**Passage given:**
+ + + +
Environment : CDH 5.15
Impala version : impalad version 2.12.0-cdh5.15.0 RELEASE
OS: Centos 6.10
Table size : 88TB
Partitions : 7K
Type : Parquet, file size compacted 256MB
We ingest data every minute to the table partition and run refresh table to load the data. There is a separate compaction process that runs every hour and merges smaller files into big. The set up was working fine for months until recently we are running into a strange issue of inconsistent behavior between few nodes. Randomly some nodes appears to have incosistent metadata i.e. even though refresh table command ran successfully some nodes still didn't have correct files so they referred older files for those partitions.
We tried invalidating metadata ( followed by describe table to fix metada) but it didn't help. Even re-running refresh doesn't help all the time. We need some help/points to figure out the issue.
* Is there a way to check if all Impala nodes have stale metadata ?
* How to fix metadata for individual node ?Is there a command ?
* Anyone has faced similar issue ? Can you share your experience and fix ?
We do have load balancer in Impala. In our case issue happen to be cross referenced VIP in different data center causing load on metadata servers. But still some of the capabilities of metadata status is either missing or undocumented or may be I'm unaware of. SYNC_DDL makes the DDL query extremely slow ... the performance drops from something that runs in 3 seconds to 5 minutes. We have 30 node cluster and I am hoping SYNC_DDL doesn't mean sequenctial execution of DDL ( even that doens't ad up ).
Is there a way to identify which node needs metadata refresh ? ( or which impalad has invlid metadata .... i.e. time when last metadata refresh occured ? )
+ + + +
**Information provided:**
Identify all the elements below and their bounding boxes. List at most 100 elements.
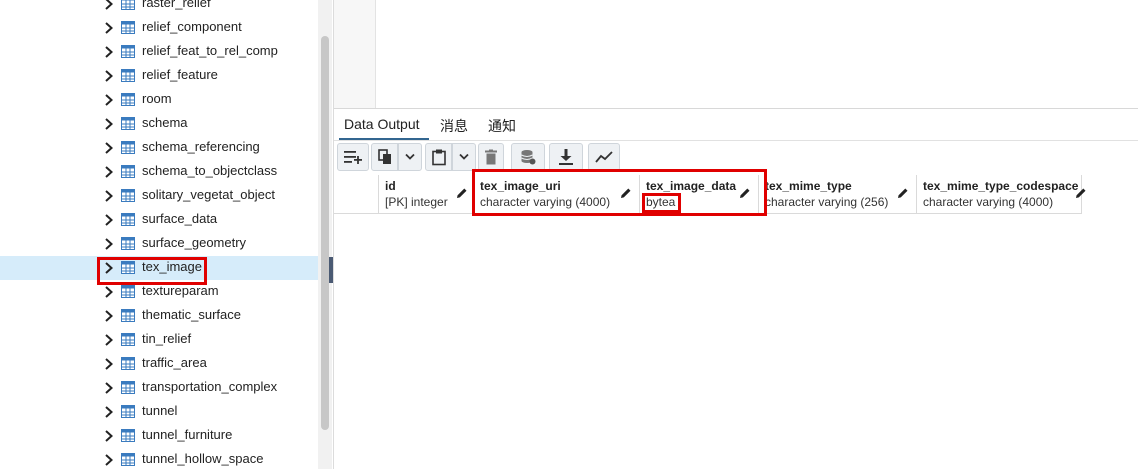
chevron-right-icon[interactable]	[104, 262, 114, 274]
add-row-icon	[344, 151, 362, 164]
chevron-right-icon[interactable]	[104, 358, 114, 370]
table-icon	[121, 0, 135, 10]
tree-scrollbar-thumb[interactable]	[321, 36, 329, 430]
tree-item-surface-data[interactable]: surface_data	[0, 208, 318, 232]
tree-item-tunnel-hollow-space[interactable]: tunnel_hollow_space	[0, 448, 318, 469]
chevron-right-icon[interactable]	[104, 238, 114, 250]
tree-item-label: schema_to_objectclass	[142, 163, 278, 178]
tree-item-label: raster_relief	[142, 0, 211, 10]
chevron-right-icon[interactable]	[104, 382, 114, 394]
column-header-tex-mime-type[interactable]: tex_mime_type character varying (256)	[759, 175, 917, 214]
chevron-right-icon[interactable]	[104, 310, 114, 322]
paste-button[interactable]	[425, 143, 452, 171]
add-row-button[interactable]	[337, 143, 369, 171]
edit-pencil-icon[interactable]	[897, 187, 909, 199]
tree-item-label: tunnel_hollow_space	[142, 451, 264, 466]
chevron-right-icon[interactable]	[104, 94, 114, 106]
tree-item-label: transportation_complex	[142, 379, 278, 394]
tree-item-label: textureparam	[142, 283, 219, 298]
column-name: tex_mime_type	[765, 179, 852, 193]
tree-item-relief-feat-to-rel-comp[interactable]: relief_feat_to_rel_comp	[0, 40, 318, 64]
tree-item-relief-component[interactable]: relief_component	[0, 16, 318, 40]
tree-item-label: relief_feature	[142, 67, 218, 82]
column-type: character varying (4000)	[923, 195, 1054, 209]
chevron-right-icon[interactable]	[104, 166, 114, 178]
table-icon	[121, 165, 135, 178]
query-editor[interactable]	[377, 0, 1138, 108]
tabs-divider	[334, 140, 1138, 141]
tree-item-tex-image[interactable]: tex_image	[0, 256, 318, 280]
column-name: tex_image_data	[646, 179, 737, 193]
tree-item-label: tex_image	[142, 259, 202, 274]
chevron-right-icon[interactable]	[104, 454, 114, 466]
tree-item-relief-feature[interactable]: relief_feature	[0, 64, 318, 88]
tree-item-label: surface_geometry	[142, 235, 247, 250]
tree-item-label: tunnel_furniture	[142, 427, 233, 442]
result-tabs: Data Output 消息 通知	[334, 109, 1138, 141]
tree-item-thematic-surface[interactable]: thematic_surface	[0, 304, 318, 328]
chevron-right-icon[interactable]	[104, 334, 114, 346]
chevron-right-icon[interactable]	[104, 430, 114, 442]
column-header-id[interactable]: id [PK] integer	[379, 175, 474, 214]
tree-item-schema-referencing[interactable]: schema_referencing	[0, 136, 318, 160]
delete-button[interactable]	[478, 143, 504, 171]
paste-dropdown-button[interactable]	[452, 143, 476, 171]
copy-icon	[377, 149, 391, 164]
edit-pencil-icon[interactable]	[1075, 187, 1087, 199]
grid-corner-cell[interactable]	[334, 175, 379, 214]
tree-item-transportation-complex[interactable]: transportation_complex	[0, 376, 318, 400]
tree-item-surface-geometry[interactable]: surface_geometry	[0, 232, 318, 256]
graph-visualiser-button[interactable]	[588, 143, 620, 171]
chevron-right-icon[interactable]	[104, 118, 114, 130]
edit-pencil-icon[interactable]	[456, 187, 468, 199]
tree-item-label: relief_component	[142, 19, 242, 34]
tree-item-label: schema_referencing	[142, 139, 260, 154]
column-header-tex-image-uri[interactable]: tex_image_uri character varying (4000)	[474, 175, 640, 214]
chevron-right-icon[interactable]	[104, 190, 114, 202]
edit-pencil-icon[interactable]	[739, 187, 751, 199]
query-editor-gutter	[334, 0, 376, 108]
table-icon	[121, 213, 135, 226]
tree-item-schema[interactable]: schema	[0, 112, 318, 136]
active-tab-indicator	[339, 138, 429, 140]
tree-item-raster-relief[interactable]: raster_relief	[0, 0, 318, 16]
column-header-tex-image-data[interactable]: tex_image_data bytea	[640, 175, 759, 214]
table-icon	[121, 189, 135, 202]
paste-icon	[431, 149, 446, 166]
tree-item-room[interactable]: room	[0, 88, 318, 112]
tree-item-schema-to-objectclass[interactable]: schema_to_objectclass	[0, 160, 318, 184]
tab-data-output[interactable]: Data Output	[344, 116, 420, 132]
tab-messages[interactable]: 消息	[440, 116, 468, 136]
tree-item-tunnel-furniture[interactable]: tunnel_furniture	[0, 424, 318, 448]
chevron-right-icon[interactable]	[104, 406, 114, 418]
chevron-right-icon[interactable]	[104, 142, 114, 154]
tree-item-tunnel[interactable]: tunnel	[0, 400, 318, 424]
edit-pencil-icon[interactable]	[620, 187, 632, 199]
chevron-right-icon[interactable]	[104, 286, 114, 298]
table-icon	[121, 45, 135, 58]
chevron-right-icon[interactable]	[104, 22, 114, 34]
save-data-button[interactable]	[511, 143, 545, 171]
tree-item-label: tin_relief	[142, 331, 192, 346]
pgadmin-window: raster_relief relief_component relief_feat…	[0, 0, 1138, 469]
save-data-icon	[521, 150, 536, 165]
chevron-right-icon[interactable]	[104, 0, 114, 10]
table-icon	[121, 21, 135, 34]
column-type: [PK] integer	[385, 195, 448, 209]
column-name: tex_mime_type_codespace	[923, 179, 1079, 193]
chevron-right-icon[interactable]	[104, 46, 114, 58]
tree-item-tin-relief[interactable]: tin_relief	[0, 328, 318, 352]
copy-button[interactable]	[371, 143, 398, 171]
tree-item-traffic-area[interactable]: traffic_area	[0, 352, 318, 376]
download-button[interactable]	[549, 143, 583, 171]
object-tree-panel: raster_relief relief_component relief_feat…	[0, 0, 318, 469]
tree-item-solitary-vegetat-object[interactable]: solitary_vegetat_object	[0, 184, 318, 208]
table-icon	[121, 261, 135, 274]
column-header-tex-mime-type-codespace[interactable]: tex_mime_type_codespace character varying…	[917, 175, 1086, 214]
chevron-right-icon[interactable]	[104, 70, 114, 82]
tree-item-textureparam[interactable]: textureparam	[0, 280, 318, 304]
tab-notifications[interactable]: 通知	[488, 116, 516, 136]
table-icon	[121, 429, 135, 442]
copy-dropdown-button[interactable]	[398, 143, 422, 171]
chevron-right-icon[interactable]	[104, 214, 114, 226]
+ + + +
**Task list:**
(1) Retype the part of the Impala metadata post starting at "Environment : CDH" and ending at "out the issue.".
(2) In the entries, write out the lines starting at the one containing "262, 114, 274]" and ending at the one containing "64, 318, 88]", with "chevron-right-icon" changed to "arrow-right-icon" and everything else left as is.

**Replies:**
(1)
Environment : CDH 5.15
Impala version : impalad version 2.12.0-cdh5.15.0 RELEASE
OS: Centos 6.10
Table size : 88TB
Partitions : 7K
Type : Parquet, file size compacted 256MB
We ingest data every minute to the table partition and run refresh table to load the data. There is a separate compaction process that runs every hour and merges smaller files into big. The set up was working fine for months until recently we are running into a strange issue of inconsistent behavior between few nodes. Randomly some nodes appears to have incosistent metadata i.e. even though refresh table command ran successfully some nodes still didn't have correct files so they referred older files for those partitions.
We tried invalidating metadata ( followed by describe table to fix metada) but it didn't help. Even re-running refresh doesn't help all the time. We need some help/points to figure out the issue.

(2)
arrow-right-icon[interactable]	[104, 262, 114, 274]
add-row-icon	[344, 151, 362, 164]
arrow-right-icon[interactable]	[104, 358, 114, 370]
table-icon	[121, 0, 135, 10]
tree-scrollbar-thumb[interactable]	[321, 36, 329, 430]
tree-item-surface-data[interactable]: surface_data	[0, 208, 318, 232]
tree-item-tunnel-hollow-space[interactable]: tunnel_hollow_space	[0, 448, 318, 469]
arrow-right-icon[interactable]	[104, 238, 114, 250]
tree-item-label: schema_to_objectclass	[142, 163, 278, 178]
tree-item-label: raster_relief	[142, 0, 211, 10]
arrow-right-icon[interactable]	[104, 382, 114, 394]
column-header-tex-mime-type[interactable]: tex_mime_type character varying (256)	[759, 175, 917, 214]
arrow-right-icon[interactable]	[104, 310, 114, 322]
paste-button[interactable]	[425, 143, 452, 171]
add-row-button[interactable]	[337, 143, 369, 171]
edit-pencil-icon[interactable]	[897, 187, 909, 199]
tree-item-label: tunnel_hollow_space	[142, 451, 264, 466]
arrow-right-icon[interactable]	[104, 94, 114, 106]
tree-item-label: transportation_complex	[142, 379, 278, 394]
tree-item-label: textureparam	[142, 283, 219, 298]
column-name: tex_mime_type	[765, 179, 852, 193]
tree-item-relief-feat-to-rel-comp[interactable]: relief_feat_to_rel_comp	[0, 40, 318, 64]
tree-item-relief-component[interactable]: relief_component	[0, 16, 318, 40]
tree-item-label: relief_feature	[142, 67, 218, 82]
column-type: character varying (4000)	[923, 195, 1054, 209]
arrow-right-icon[interactable]	[104, 166, 114, 178]
table-icon	[121, 165, 135, 178]
query-editor[interactable]	[377, 0, 1138, 108]
tabs-divider	[334, 140, 1138, 141]
tree-item-tex-image[interactable]: tex_image	[0, 256, 318, 280]
column-name: tex_image_data	[646, 179, 737, 193]
tree-item-label: tex_image	[142, 259, 202, 274]
arrow-right-icon[interactable]	[104, 454, 114, 466]
tree-item-relief-feature[interactable]: relief_feature	[0, 64, 318, 88]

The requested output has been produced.